**READING PASSAGE:**

## Begin

The Bats Had Momentum: What Fundamental’s Field Is Missing
In Batman Returns (1992), the bats that pour through Gotham and the regiment of penguins that march on the city were not hand-animated. They were boids — a modified version of Craig Reynolds’ 1987 distributed behavioral model, one of its first big-screen outings. Each bat saw only its neighbors and followed a few small rules, and the swarm fell out of the interaction. It was one of the earliest times a film audience watched emergence do an animator’s job, and it worked because the creatures didn’t just arrange themselves — they moved like things with weight. They carried momentum. A bat that banked hard kept going; the flock had inertia you could feel.
Fundamental is a descendant of that 1992 swarm. It’s a relational field runtime — it lets the elements of a web page become bodies in an invisible physics field — and, as it happens, it flocks. Its forces for spacing, aligning, and grouping particles are even named, in the source, after Reynolds’ three rules. Drop an autonomous agent into the field and a murmuration emerges with no code that says “flock.”
But watch it closely and something the bats had is missing. Fundamental flocks like a boid, but it doesn’t move like one. And the reason is a single word: momentum.
Where the momentum leaks
Two facts about how the engine works today.
First, bodies don’t recoil. When a body in the field pushes a particle — attracts it, repels it, swirls it — the particle moves, but the body doesn’t move back. The body is an immovable source. In the real world, and in Reynolds’ bats, every push has an equal and opposite push; that’s how a flock’s total momentum stays put while individuals trade it back and forth. In Fundamental, the push goes one way and the bookkeeping never balances.

## End

**Annotations of image regions:**
## Begin

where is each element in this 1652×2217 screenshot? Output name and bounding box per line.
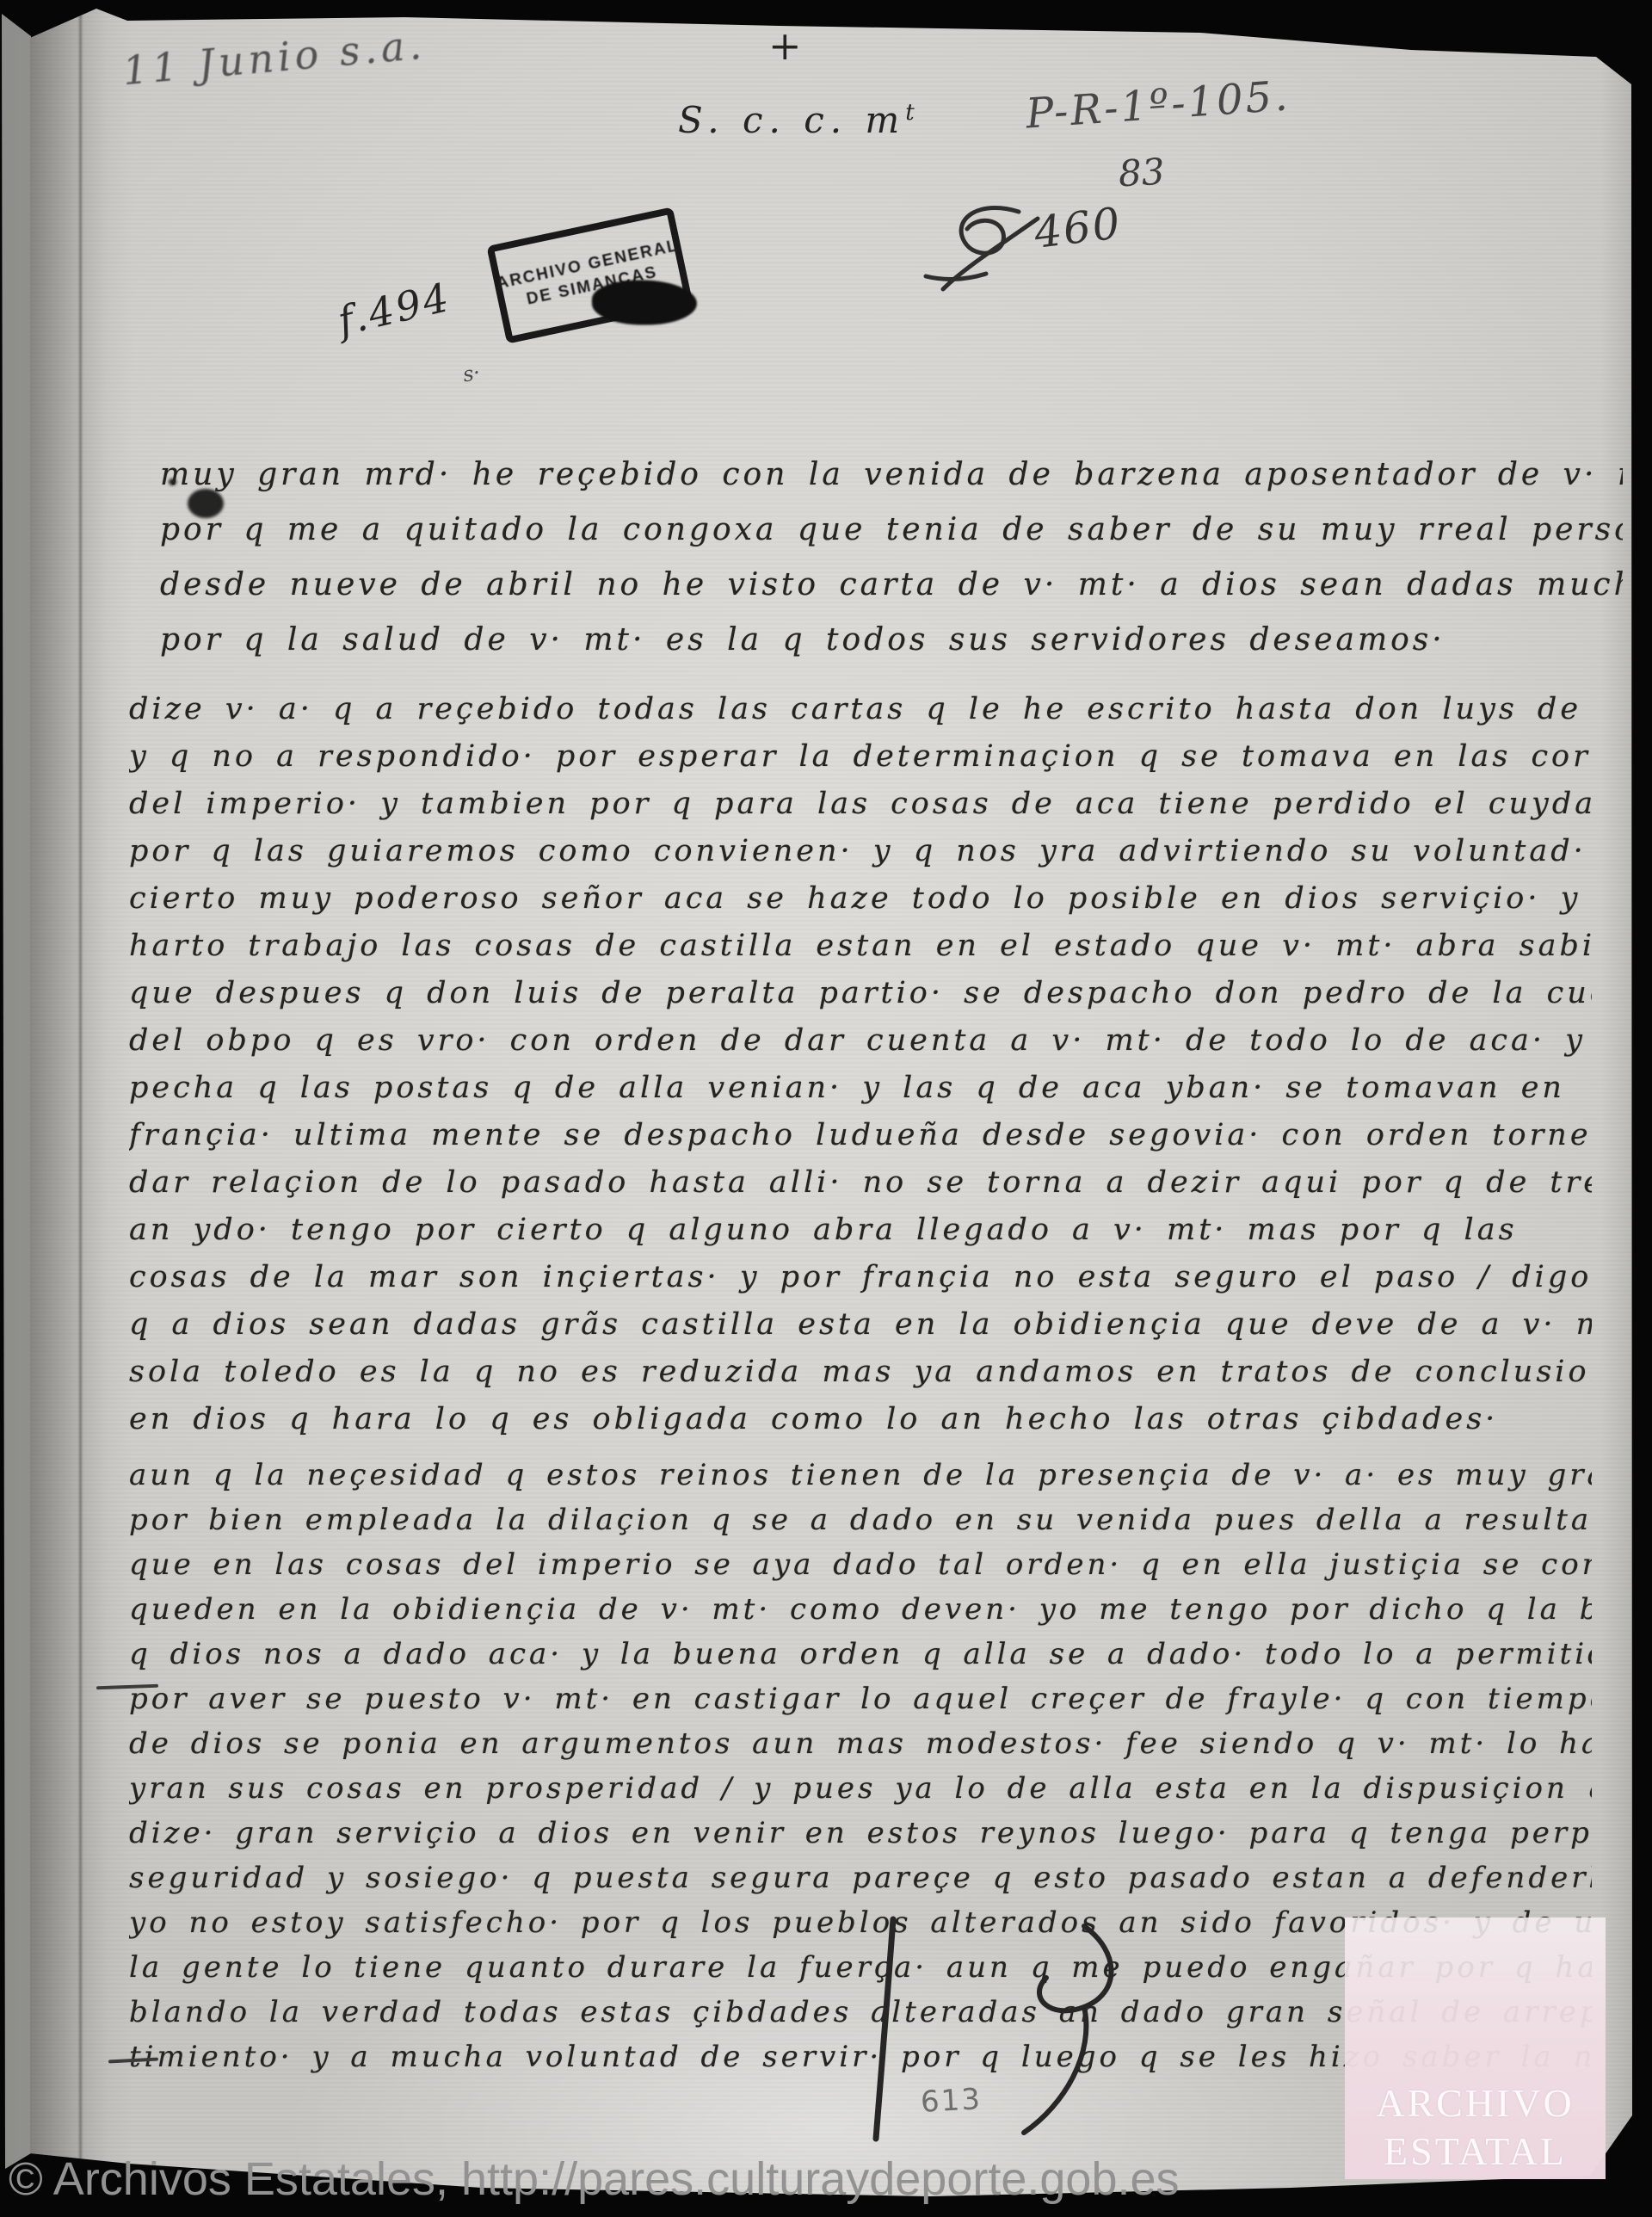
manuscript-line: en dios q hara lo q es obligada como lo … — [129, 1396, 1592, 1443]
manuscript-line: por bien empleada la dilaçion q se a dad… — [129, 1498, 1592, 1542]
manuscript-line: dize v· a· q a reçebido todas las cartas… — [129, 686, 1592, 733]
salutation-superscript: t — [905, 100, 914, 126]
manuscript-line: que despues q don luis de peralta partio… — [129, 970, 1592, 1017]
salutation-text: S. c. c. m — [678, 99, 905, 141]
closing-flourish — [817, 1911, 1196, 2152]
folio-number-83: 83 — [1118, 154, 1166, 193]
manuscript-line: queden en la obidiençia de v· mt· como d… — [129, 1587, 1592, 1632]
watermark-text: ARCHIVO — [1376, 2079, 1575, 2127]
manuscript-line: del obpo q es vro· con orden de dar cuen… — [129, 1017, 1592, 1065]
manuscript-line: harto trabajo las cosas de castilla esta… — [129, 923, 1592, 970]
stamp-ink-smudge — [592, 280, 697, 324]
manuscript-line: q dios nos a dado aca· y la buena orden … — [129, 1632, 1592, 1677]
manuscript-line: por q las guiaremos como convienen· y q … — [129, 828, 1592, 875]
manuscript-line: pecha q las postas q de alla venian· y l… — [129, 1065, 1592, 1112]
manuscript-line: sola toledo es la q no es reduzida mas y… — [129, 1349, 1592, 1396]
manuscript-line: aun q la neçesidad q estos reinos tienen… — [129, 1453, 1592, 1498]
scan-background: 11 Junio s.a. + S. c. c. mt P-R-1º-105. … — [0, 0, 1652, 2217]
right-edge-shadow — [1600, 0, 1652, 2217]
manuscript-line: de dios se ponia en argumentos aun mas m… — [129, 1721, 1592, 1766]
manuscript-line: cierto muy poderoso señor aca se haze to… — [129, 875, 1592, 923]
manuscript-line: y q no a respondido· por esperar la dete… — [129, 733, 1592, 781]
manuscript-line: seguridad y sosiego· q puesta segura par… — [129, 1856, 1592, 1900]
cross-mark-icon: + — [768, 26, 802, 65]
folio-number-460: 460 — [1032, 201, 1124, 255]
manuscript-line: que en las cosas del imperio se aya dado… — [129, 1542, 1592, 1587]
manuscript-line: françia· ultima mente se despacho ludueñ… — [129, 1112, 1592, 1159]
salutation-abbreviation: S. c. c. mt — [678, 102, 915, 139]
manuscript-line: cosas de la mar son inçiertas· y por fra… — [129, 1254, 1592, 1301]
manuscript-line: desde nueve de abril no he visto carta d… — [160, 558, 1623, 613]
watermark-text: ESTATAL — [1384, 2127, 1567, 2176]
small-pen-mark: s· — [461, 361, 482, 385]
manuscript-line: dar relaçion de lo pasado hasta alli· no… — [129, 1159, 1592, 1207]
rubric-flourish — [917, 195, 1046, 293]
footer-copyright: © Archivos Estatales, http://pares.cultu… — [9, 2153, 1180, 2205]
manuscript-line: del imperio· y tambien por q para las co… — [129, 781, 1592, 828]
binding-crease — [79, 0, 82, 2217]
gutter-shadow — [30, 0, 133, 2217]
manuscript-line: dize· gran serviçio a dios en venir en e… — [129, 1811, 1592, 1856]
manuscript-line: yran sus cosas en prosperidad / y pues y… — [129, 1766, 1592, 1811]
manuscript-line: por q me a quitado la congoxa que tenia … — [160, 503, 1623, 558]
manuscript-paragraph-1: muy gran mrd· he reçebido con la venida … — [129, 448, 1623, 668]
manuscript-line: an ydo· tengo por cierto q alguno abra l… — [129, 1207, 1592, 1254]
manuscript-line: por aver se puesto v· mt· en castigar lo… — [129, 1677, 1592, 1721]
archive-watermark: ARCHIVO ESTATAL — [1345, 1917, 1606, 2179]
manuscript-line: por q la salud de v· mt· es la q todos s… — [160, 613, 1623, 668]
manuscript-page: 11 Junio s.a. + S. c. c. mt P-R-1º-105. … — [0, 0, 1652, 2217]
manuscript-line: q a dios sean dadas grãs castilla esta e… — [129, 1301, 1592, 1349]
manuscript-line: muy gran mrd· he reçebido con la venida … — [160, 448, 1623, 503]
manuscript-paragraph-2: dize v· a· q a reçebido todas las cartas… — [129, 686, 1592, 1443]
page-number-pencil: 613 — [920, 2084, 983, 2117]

## End
## Begin

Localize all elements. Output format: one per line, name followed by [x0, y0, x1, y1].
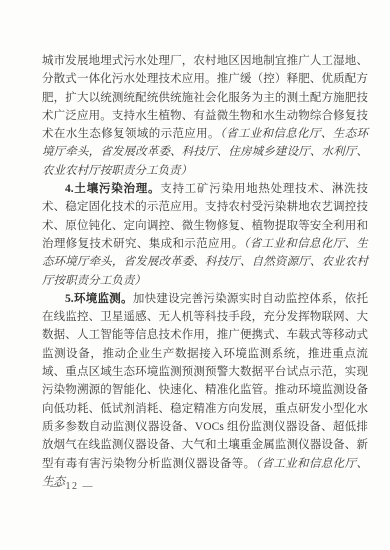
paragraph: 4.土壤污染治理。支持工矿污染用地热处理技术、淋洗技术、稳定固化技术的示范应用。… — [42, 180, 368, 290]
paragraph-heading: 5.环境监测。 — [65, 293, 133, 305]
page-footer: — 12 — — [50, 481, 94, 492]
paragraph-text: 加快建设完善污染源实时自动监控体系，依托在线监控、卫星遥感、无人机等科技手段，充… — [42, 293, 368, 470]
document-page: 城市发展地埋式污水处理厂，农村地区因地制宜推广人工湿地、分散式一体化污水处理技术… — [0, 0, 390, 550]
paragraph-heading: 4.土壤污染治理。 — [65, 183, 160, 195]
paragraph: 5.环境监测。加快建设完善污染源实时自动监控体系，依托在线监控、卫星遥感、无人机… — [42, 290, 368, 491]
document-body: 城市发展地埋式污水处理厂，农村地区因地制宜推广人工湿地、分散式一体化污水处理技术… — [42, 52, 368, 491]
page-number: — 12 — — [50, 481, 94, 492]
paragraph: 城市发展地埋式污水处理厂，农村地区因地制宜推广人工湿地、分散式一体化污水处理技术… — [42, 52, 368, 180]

## End

**TASK INSTRUCTIONS:**
1) Using the article on Fundamental, decide whether each statement agrees with it. Answer yes or no, and quote the words from the article that settle it.
(a) The bats and penguins in Batman Returns were hand-animated.
(b) Fundamental's forces for spacing, aligning, and grouping particles are named after Reynolds' three rules.
(c) In Fundamental, a body that pushes a particle moves back in return.
2) Answer these questions from the article on Fundamental:
(a) In what year did Craig Reynolds' distributed behavioral model appear?
(b) What does Fundamental let the elements of a web page become?
(c) What single word does the article give as the reason Fundamental doesn't move like a boid?
3) Reproduce the part of the article on Fundamental that begins at the words "Fundamental is a" and ends after the words "single word: momentum.".

**IN RESPONSE:**
1)
(a) No: "were not hand-animated."
(b) Yes: "are even named, in the source, after Reynolds’ three rules."
(c) No: "the particle moves, but the body doesn’t move back."

2)
(a) 1987
(b) Bodies in an invisible physics field
(c) Momentum

3)
Fundamental is a descendant of that 1992 swarm. It’s a relational field runtime — it lets the elements of a web page become bodies in an invisible physics field — and, as it happens, it flocks. Its forces for spacing, aligning, and grouping particles are even named, in the source, after Reynolds’ three rules. Drop an autonomous agent into the field and a murmuration emerges with no code that says “flock.”
But watch it closely and something the bats had is missing. Fundamental flocks like a boid, but it doesn’t move like one. And the reason is a single word: momentum.